Task requirements: Copy every row below word for word, leaving out the pictures.

#####

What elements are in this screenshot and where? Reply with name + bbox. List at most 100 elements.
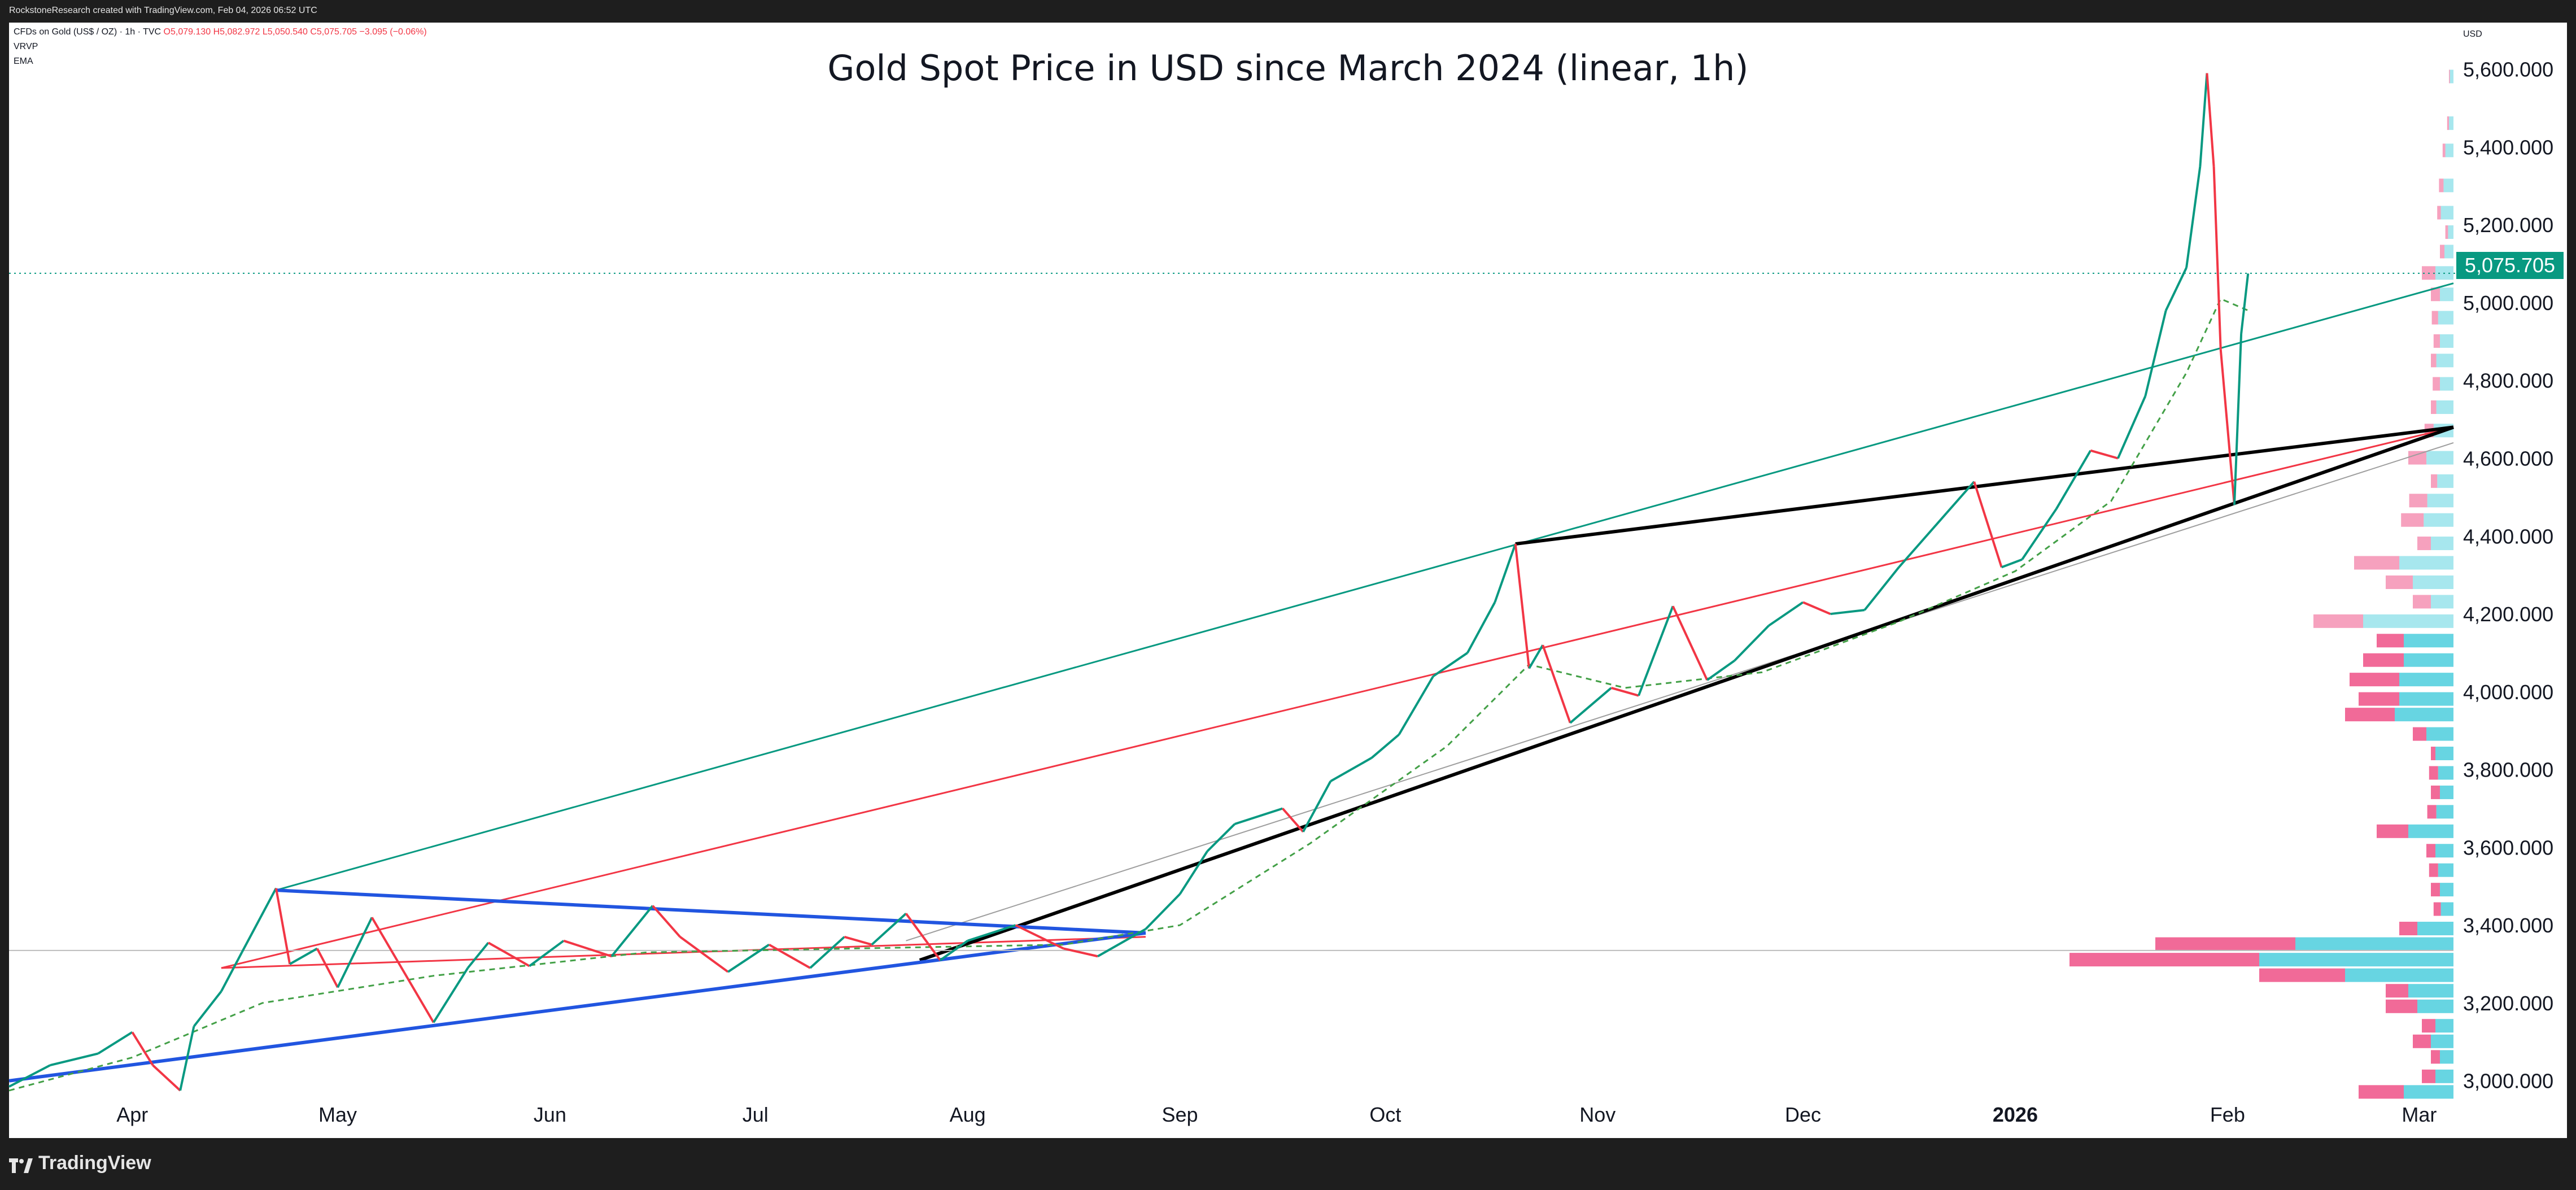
price-segment (2055, 450, 2092, 510)
price-segment (727, 943, 770, 973)
y-tick-label: 4,800.000 (2463, 369, 2553, 393)
vp-up-bar (2399, 556, 2453, 570)
volume-profile (2069, 69, 2453, 1099)
price-segment (2212, 166, 2222, 350)
vp-down-bar (2426, 844, 2435, 858)
vp-down-bar (2431, 287, 2440, 302)
vp-up-bar (2440, 1050, 2453, 1064)
price-segment (316, 948, 339, 988)
y-tick-label: 5,400.000 (2463, 136, 2553, 159)
price-segment (1802, 601, 1831, 615)
vp-down-bar (2433, 334, 2440, 348)
ohlc-legend: CFDs on Gold (US$ / OZ) · 1h · TVC O5,07… (14, 27, 427, 37)
vp-down-bar (2429, 863, 2438, 877)
high-value: H5,082.972 (213, 27, 260, 37)
ema-series (8, 298, 2248, 1092)
vp-down-bar (2069, 953, 2259, 967)
price-segment (2001, 558, 2023, 569)
vp-up-bar (2440, 287, 2453, 302)
chart-title: Gold Spot Price in USD since March 2024 … (827, 47, 1749, 89)
tradingview-logo[interactable]: TradingView (9, 1152, 151, 1174)
price-segment (1015, 924, 1064, 950)
tradingview-brand: TradingView (38, 1152, 151, 1174)
vp-up-bar (2427, 494, 2453, 508)
vp-down-bar (2259, 968, 2345, 982)
price-segment (1330, 757, 1373, 782)
top-bar: RockstoneResearch created with TradingVi… (0, 0, 2576, 23)
price-segment (1466, 601, 1496, 653)
vp-up-bar (2438, 863, 2453, 877)
vp-up-bar (2345, 968, 2453, 982)
price-segment (679, 936, 729, 973)
price-segment (2021, 508, 2058, 560)
price-segment (2219, 349, 2236, 505)
vp-up-bar (2450, 69, 2453, 84)
vp-up-bar (2444, 245, 2453, 259)
price-segment (2206, 73, 2215, 167)
vp-up-bar (2426, 451, 2453, 465)
tradingview-mark-icon (9, 1156, 33, 1173)
price-segment (1610, 687, 1639, 697)
price-segment (871, 912, 907, 946)
vp-up-bar (2404, 1085, 2453, 1099)
vp-down-bar (2431, 354, 2437, 368)
vp-down-bar (2377, 824, 2408, 838)
y-tick-label: 5,000.000 (2463, 291, 2553, 315)
y-tick-label: 4,600.000 (2463, 447, 2553, 470)
trendline (276, 282, 2454, 891)
vp-down-bar (2422, 1019, 2435, 1033)
vp-up-bar (2363, 614, 2453, 628)
price-segment (1528, 644, 1544, 669)
price-segment (97, 1031, 133, 1055)
vp-down-bar (2442, 143, 2446, 158)
vp-up-bar (2259, 953, 2453, 967)
vp-up-bar (2408, 824, 2453, 838)
price-segment (1734, 625, 1770, 662)
price-segment (1281, 808, 1304, 833)
currency-label: USD (2463, 29, 2482, 39)
x-tick-label: Apr (116, 1103, 148, 1126)
vp-up-bar (2435, 1069, 2453, 1083)
vp-up-bar (2408, 984, 2453, 998)
vp-up-bar (2448, 225, 2453, 239)
vp-up-bar (2417, 999, 2453, 1013)
vp-down-bar (2429, 766, 2438, 780)
x-tick-label: Mar (2402, 1103, 2437, 1126)
price-segment (1569, 687, 1612, 724)
close-value: C5,075.705 (310, 27, 357, 37)
price-segment (433, 967, 469, 1023)
vp-up-bar (2424, 513, 2453, 527)
trendline (8, 931, 1146, 1083)
vp-down-bar (2413, 1034, 2431, 1048)
y-tick-label: 4,000.000 (2463, 681, 2553, 704)
x-tick-label: Dec (1785, 1103, 1821, 1126)
credit-text: RockstoneResearch created with TradingVi… (9, 6, 317, 15)
vp-down-bar (2413, 595, 2431, 609)
price-segment (2144, 310, 2167, 396)
price-segment (274, 888, 291, 965)
price-segment (289, 947, 318, 965)
vp-down-bar (2363, 653, 2404, 667)
x-tick-label: Oct (1369, 1103, 1401, 1126)
price-segment (1494, 543, 1517, 603)
indicator-ema[interactable]: EMA (14, 56, 33, 66)
indicator-vrvp[interactable]: VRVP (14, 42, 38, 51)
open-value: O5,079.130 (163, 27, 211, 37)
price-segment (391, 952, 435, 1023)
price-segment (370, 917, 394, 953)
price-segment (1234, 807, 1283, 825)
price-segment (1863, 566, 1900, 611)
vp-up-bar (2440, 334, 2453, 348)
price-segment (1768, 601, 1804, 627)
vp-down-bar (2431, 785, 2440, 799)
vp-down-bar (2431, 747, 2435, 761)
y-tick-label: 3,400.000 (2463, 914, 2553, 937)
vp-up-bar (2426, 727, 2453, 741)
vp-up-bar (2438, 766, 2453, 780)
chart-area[interactable] (9, 23, 2567, 1138)
vp-up-bar (2413, 575, 2453, 589)
vp-down-bar (2439, 178, 2444, 193)
price-segment (769, 943, 811, 969)
vp-up-bar (2438, 311, 2453, 325)
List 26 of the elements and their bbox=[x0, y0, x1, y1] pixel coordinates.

#####

The reply:
What elements are in this screenshot and where? Reply with name + bbox. List at most 100 elements.
price-segment (2055, 450, 2092, 510)
price-segment (727, 943, 770, 973)
y-tick-label: 4,800.000 (2463, 369, 2553, 393)
vp-up-bar (2399, 556, 2453, 570)
volume-profile (2069, 69, 2453, 1099)
price-segment (2212, 166, 2222, 350)
vp-down-bar (2426, 844, 2435, 858)
vp-down-bar (2431, 287, 2440, 302)
vp-up-bar (2440, 1050, 2453, 1064)
price-segment (316, 948, 339, 988)
y-tick-label: 5,400.000 (2463, 136, 2553, 159)
price-segment (1802, 601, 1831, 615)
vp-down-bar (2433, 334, 2440, 348)
ohlc-legend: CFDs on Gold (US$ / OZ) · 1h · TVC O5,07… (14, 27, 427, 37)
vp-down-bar (2429, 863, 2438, 877)
high-value: H5,082.972 (213, 27, 260, 37)
ema-series (8, 298, 2248, 1092)
vp-down-bar (2069, 953, 2259, 967)
price-segment (2001, 558, 2023, 569)
vp-up-bar (2440, 287, 2453, 302)
chart-title: Gold Spot Price in USD since March 2024 … (827, 47, 1749, 89)
tradingview-logo[interactable]: TradingView (9, 1152, 151, 1174)
price-segment (1015, 924, 1064, 950)
tradingview-brand: TradingView (38, 1152, 151, 1174)
vp-up-bar (2427, 494, 2453, 508)
vp-down-bar (2259, 968, 2345, 982)
price-segment (1330, 757, 1373, 782)
top-bar: RockstoneResearch created with TradingVi… (0, 0, 2576, 23)
price-segment (1466, 601, 1496, 653)
vp-up-bar (2438, 863, 2453, 877)
vp-up-bar (2345, 968, 2453, 982)
price-segment (679, 936, 729, 973)
price-segment (2021, 508, 2058, 560)
price-segment (2219, 349, 2236, 505)
vp-up-bar (2450, 69, 2453, 84)
vp-up-bar (2444, 245, 2453, 259)
price-segment (2206, 73, 2215, 167)
vp-up-bar (2426, 451, 2453, 465)
tradingview-mark-icon (9, 1156, 33, 1173)
price-segment (1610, 687, 1639, 697)
price-segment (871, 912, 907, 946)
vp-up-bar (2404, 1085, 2453, 1099)
vp-down-bar (2431, 354, 2437, 368)
vp-down-bar (2377, 824, 2408, 838)
y-tick-label: 5,000.000 (2463, 291, 2553, 315)
y-tick-label: 4,600.000 (2463, 447, 2553, 470)
trendline (276, 282, 2454, 891)
vp-down-bar (2422, 1019, 2435, 1033)
vp-up-bar (2363, 614, 2453, 628)
price-segment (1528, 644, 1544, 669)
price-segment (97, 1031, 133, 1055)
vp-down-bar (2442, 143, 2446, 158)
vp-up-bar (2259, 953, 2453, 967)
vp-up-bar (2408, 824, 2453, 838)
price-segment (1734, 625, 1770, 662)
price-segment (1281, 808, 1304, 833)
currency-label: USD (2463, 29, 2482, 39)
x-tick-label: Apr (116, 1103, 148, 1126)
vp-up-bar (2435, 1069, 2453, 1083)
vp-up-bar (2408, 984, 2453, 998)
vp-up-bar (2448, 225, 2453, 239)
vp-up-bar (2417, 999, 2453, 1013)
vp-down-bar (2429, 766, 2438, 780)
x-tick-label: Mar (2402, 1103, 2437, 1126)
price-segment (1569, 687, 1612, 724)
close-value: C5,075.705 (310, 27, 357, 37)
price-segment (433, 967, 469, 1023)
vp-up-bar (2424, 513, 2453, 527)
trendline (8, 931, 1146, 1083)
vp-down-bar (2413, 1034, 2431, 1048)
y-tick-label: 4,000.000 (2463, 681, 2553, 704)
x-tick-label: Dec (1785, 1103, 1821, 1126)
credit-text: RockstoneResearch created with TradingVi… (9, 6, 317, 15)
vp-down-bar (2413, 595, 2431, 609)
price-segment (2144, 310, 2167, 396)
price-segment (274, 888, 291, 965)
price-segment (289, 947, 318, 965)
vp-down-bar (2363, 653, 2404, 667)
x-tick-label: Oct (1369, 1103, 1401, 1126)
price-segment (1494, 543, 1517, 603)
indicator-ema[interactable]: EMA (14, 56, 33, 66)
indicator-vrvp[interactable]: VRVP (14, 42, 38, 51)
open-value: O5,079.130 (163, 27, 211, 37)
price-segment (391, 952, 435, 1023)
price-segment (370, 917, 394, 953)
price-segment (1234, 807, 1283, 825)
price-segment (1863, 566, 1900, 611)
vp-up-bar (2440, 334, 2453, 348)
price-segment (1768, 601, 1804, 627)
vp-down-bar (2431, 785, 2440, 799)
vp-down-bar (2431, 747, 2435, 761)
y-tick-label: 3,400.000 (2463, 914, 2553, 937)
vp-up-bar (2426, 727, 2453, 741)
vp-up-bar (2438, 766, 2453, 780)
chart-area[interactable] (9, 23, 2567, 1138)
vp-up-bar (2413, 575, 2453, 589)
vp-down-bar (2439, 178, 2444, 193)
price-segment (769, 943, 811, 969)
vp-up-bar (2438, 311, 2453, 325)
List 26 of the elements and their bbox=[x0, y0, x1, y1] pixel coordinates.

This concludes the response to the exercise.